_TEXT EXCERPT_
━━━━━━━━━━━━━━━━━━━━
Closer to home is better: fuel reduction lessons from Black Saturday


Reducing fuel within 40 metres of houses is the most effective way to reduce the impacts of severe bushfires, according to a team of scientists from Australia and the USA who analysed house losses after Victoria’s Black Saturday fires.

Private road leading to damaged property at Kinglake, Victoria, after Black Saturday.
Credit: CSIRO

The fires that burned across the state starting Saturday 7 February 2009 were the worst bushfires recorded in Australia, claiming 173 human lives and destroying 2029 homes.

The researchers made 12 000 measurements at 500 houses affected by the fires. While the analysis showed fuel reduction around housing is most effective, the research team noted it is not always feasible.

‘Intensive fuel reduction close to houses can be expensive, can have significant environmental and aesthetic impacts, and can be risky in some circumstances,’ says a senior author of the report, Dr Philip Gibbons from the Australian National University (ANU).1

‘Many of these issues can be avoided if new housing is not permitted adjacent to forests.

‘No amount of fuel reduction will guarantee that a house is safe on extreme weather days like Black Saturday, so it is critical that other measures, such as early evacuation, safer places and architectural solutions are considered by every resident in fire-prone areas in addition to, or instead of, fuel reduction.
━━━━━━━━━━━━━━━━━━━━
_DATASET CONTENT_
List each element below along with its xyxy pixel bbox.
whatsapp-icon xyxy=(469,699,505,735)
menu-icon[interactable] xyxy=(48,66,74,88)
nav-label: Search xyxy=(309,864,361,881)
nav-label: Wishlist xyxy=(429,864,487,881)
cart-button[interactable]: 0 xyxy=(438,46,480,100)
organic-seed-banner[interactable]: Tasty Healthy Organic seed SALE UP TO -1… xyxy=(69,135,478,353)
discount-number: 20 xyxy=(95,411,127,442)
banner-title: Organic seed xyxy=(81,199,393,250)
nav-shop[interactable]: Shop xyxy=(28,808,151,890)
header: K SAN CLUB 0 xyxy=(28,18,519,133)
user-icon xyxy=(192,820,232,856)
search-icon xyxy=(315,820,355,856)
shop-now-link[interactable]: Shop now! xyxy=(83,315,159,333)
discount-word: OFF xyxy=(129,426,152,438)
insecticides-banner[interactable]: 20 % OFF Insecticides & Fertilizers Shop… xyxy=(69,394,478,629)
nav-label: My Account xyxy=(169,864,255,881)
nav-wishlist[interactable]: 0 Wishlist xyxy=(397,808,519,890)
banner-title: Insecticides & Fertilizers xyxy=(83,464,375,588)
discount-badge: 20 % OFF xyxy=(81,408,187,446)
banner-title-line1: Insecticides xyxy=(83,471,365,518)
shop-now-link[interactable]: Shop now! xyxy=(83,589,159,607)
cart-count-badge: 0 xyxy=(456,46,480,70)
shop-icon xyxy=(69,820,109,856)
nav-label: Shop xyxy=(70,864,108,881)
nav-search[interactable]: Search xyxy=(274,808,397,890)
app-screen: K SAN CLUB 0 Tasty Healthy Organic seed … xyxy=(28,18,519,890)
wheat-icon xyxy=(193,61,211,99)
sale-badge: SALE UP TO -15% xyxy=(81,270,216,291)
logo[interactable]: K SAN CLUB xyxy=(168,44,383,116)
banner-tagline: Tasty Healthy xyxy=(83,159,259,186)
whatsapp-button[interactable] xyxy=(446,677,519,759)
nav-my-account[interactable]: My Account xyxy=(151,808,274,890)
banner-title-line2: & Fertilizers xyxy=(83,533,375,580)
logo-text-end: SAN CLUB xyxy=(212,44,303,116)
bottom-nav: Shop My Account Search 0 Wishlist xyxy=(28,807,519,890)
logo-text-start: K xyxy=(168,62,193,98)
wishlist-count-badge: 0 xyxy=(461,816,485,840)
━━━━━━━━━━━━━━━━━━━━
Can you copy the passage from the Black Saturday fuel reduction text above word for word, starting at "Reducing fuel within" and ending at "after Black Saturday."?

_ANSWER TO THIS EXERCISE_
Reducing fuel within 40 metres of houses is the most effective way to reduce the impacts of severe bushfires, according to a team of scientists from Australia and the USA who analysed house losses after Victoria’s Black Saturday fires.

Private road leading to damaged property at Kinglake, Victoria, after Black Saturday.